### OBJETIVOS:
1. Segundo o texto sobre animais em condomínios, quem deve subscrever, no mínimo, a convenção condominial?
2. Por favor, transcreva do texto sobre animais em condomínios o trecho de "I. AS CONVENÇÕES" até "registro no Cartório de Registro de Imóveis.".

Este fenômeno trouxe diversos impactos positivos na sociedade. A exemplo disso, o desenvolvimento do mercado “pet”, com a multiplicação de “pet shops”, creches caninas e hospitais veterinários, aquecendo a economia e gerando novos tipos de negócio e emprego. Contudo, infelizmente, também há impactos negativos. Entre eles, as divergências entre condôminos, especialmente, naqueles condomínios edilícios que não admitem, em suas convenções condominiais e regulamentos internos, animais de estimação ou não os admitem acima de determinado tamanho.

Este tipo de convenção vem gerando cada vez mais demandas judiciais. Afinal, o que se verifica são decisões, em sede administrativa, que, tendo em vista as proibições no âmbito interno, acabam por deliberar pela não aceitação dos animais no condomínio. E, os donos, indignados, apelam ao Poder Judiciário com fim de serem revogadas eventuais multas e de evitarem a separação de seus animais.

Ocorre que esses bichos tornam-se, de certa maneira, verdadeiros membros da família e a sua exclusão, conforme determinam documentos condominiais, pode acarretar mais prejuízo aos moradores que o possuem que a sua permanência causaria àqueles que desejam a expulsão do animal. Além disso, cumpre verificar se este tipo de proibição é legalmente aceitável e também como a jurisprudência tem se manifestado sobre o assunto.


I. AS CONVENÇÕES CONDOMINIAIS E REGULAMENTOS INTERNOS DE CONDOMÍNIOS EDILÍCIOS

O condomínio edilício pode ser constituído por testamento ou por ato entre vivos, registrado no Cartório de Registro de Imóveis. Quando constituído por ato entre vivos, a convenção condominial é seu documento constitutivo, que deve ser subscrito por, no mínimo, titulares de dois terços das frações ideais do condomínio e, desde logo, tem força obrigatória para proprietários, possuidores e detentores das unidades condominiais. Pode ser elaborada por escritura pública ou instrumento particular e apenas é oponível a terceiros após seu registro no Cartório de Registro de Imóveis.

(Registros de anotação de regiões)
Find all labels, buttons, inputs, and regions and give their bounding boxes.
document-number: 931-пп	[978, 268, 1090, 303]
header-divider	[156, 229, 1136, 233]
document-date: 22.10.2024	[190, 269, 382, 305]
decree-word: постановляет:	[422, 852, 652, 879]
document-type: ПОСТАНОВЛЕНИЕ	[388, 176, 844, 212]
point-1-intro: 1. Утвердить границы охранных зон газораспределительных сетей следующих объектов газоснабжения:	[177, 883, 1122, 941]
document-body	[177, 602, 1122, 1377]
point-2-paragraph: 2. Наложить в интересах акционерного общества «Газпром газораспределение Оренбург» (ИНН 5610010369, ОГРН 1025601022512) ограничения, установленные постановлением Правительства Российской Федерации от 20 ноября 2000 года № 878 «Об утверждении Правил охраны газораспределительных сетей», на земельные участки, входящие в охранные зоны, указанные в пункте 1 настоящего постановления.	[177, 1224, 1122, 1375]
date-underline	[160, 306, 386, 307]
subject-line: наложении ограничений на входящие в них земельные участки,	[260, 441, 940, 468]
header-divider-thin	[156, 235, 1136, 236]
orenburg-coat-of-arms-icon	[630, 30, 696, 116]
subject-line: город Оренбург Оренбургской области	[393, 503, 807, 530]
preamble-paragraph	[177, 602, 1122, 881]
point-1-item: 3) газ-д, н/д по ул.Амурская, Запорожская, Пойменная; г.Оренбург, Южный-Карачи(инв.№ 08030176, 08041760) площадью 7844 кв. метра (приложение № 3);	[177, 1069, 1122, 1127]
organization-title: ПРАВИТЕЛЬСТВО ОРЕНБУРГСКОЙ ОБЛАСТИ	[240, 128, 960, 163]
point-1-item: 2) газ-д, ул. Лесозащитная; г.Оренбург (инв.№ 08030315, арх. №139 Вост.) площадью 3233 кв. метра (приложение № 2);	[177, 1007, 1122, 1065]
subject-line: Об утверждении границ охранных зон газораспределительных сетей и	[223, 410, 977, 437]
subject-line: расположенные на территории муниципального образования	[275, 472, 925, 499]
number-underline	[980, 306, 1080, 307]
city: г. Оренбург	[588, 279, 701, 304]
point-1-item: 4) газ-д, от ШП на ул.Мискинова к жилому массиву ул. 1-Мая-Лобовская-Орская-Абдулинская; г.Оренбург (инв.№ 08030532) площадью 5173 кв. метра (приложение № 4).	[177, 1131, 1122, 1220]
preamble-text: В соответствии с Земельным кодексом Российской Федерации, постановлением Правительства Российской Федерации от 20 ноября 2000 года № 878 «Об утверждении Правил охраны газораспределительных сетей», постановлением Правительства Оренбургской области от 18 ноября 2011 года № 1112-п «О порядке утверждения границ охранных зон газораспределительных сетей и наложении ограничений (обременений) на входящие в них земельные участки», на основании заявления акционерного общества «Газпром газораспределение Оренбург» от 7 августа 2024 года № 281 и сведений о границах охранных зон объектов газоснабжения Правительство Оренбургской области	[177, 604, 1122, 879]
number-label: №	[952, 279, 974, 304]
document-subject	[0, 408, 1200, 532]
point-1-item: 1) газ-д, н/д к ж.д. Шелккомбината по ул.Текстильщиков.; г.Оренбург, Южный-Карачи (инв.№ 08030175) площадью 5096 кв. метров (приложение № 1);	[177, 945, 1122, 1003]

### SOLUÇÕES:
1. Titulares de, no mínimo, dois terços das frações ideais do condomínio.

2.
I. AS CONVENÇÕES CONDOMINIAIS E REGULAMENTOS INTERNOS DE CONDOMÍNIOS EDILÍCIOS

O condomínio edilício pode ser constituído por testamento ou por ato entre vivos, registrado no Cartório de Registro de Imóveis. Quando constituído por ato entre vivos, a convenção condominial é seu documento constitutivo, que deve ser subscrito por, no mínimo, titulares de dois terços das frações ideais do condomínio e, desde logo, tem força obrigatória para proprietários, possuidores e detentores das unidades condominiais. Pode ser elaborada por escritura pública ou instrumento particular e apenas é oponível a terceiros após seu registro no Cartório de Registro de Imóveis.